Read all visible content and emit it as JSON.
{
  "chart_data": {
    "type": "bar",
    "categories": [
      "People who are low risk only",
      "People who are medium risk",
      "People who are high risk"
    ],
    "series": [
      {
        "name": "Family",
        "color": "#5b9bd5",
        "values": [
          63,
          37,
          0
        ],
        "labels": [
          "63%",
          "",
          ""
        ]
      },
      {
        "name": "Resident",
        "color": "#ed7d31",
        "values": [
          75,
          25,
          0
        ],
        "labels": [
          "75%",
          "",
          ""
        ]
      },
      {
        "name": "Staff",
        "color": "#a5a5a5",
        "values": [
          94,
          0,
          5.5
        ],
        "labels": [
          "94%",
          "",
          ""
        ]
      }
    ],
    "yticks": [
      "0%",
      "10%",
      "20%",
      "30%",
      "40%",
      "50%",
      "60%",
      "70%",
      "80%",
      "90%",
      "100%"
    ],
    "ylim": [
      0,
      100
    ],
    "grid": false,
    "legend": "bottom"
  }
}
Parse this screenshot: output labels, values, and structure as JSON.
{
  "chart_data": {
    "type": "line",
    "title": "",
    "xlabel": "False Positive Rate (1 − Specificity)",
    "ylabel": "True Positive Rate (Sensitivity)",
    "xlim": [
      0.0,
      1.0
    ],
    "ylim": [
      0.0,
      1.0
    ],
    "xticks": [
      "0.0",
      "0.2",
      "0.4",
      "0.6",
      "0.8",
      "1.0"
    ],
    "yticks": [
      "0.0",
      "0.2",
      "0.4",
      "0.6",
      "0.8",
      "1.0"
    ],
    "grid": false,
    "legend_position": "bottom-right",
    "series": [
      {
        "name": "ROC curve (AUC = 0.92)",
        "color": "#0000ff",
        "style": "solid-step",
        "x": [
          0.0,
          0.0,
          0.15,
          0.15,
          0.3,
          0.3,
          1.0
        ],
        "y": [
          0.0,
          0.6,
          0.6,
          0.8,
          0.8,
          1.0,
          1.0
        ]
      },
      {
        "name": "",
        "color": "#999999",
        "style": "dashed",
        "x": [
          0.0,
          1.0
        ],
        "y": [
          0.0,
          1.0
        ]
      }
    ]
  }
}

● BRIEF
Select every line in the records above that contains the word "name".

● RESPONSE TO THIS TASK
        "name": "Family",
        "name": "Resident",
        "name": "Staff",
        "name": "ROC curve (AUC = 0.92)",
        "name": "",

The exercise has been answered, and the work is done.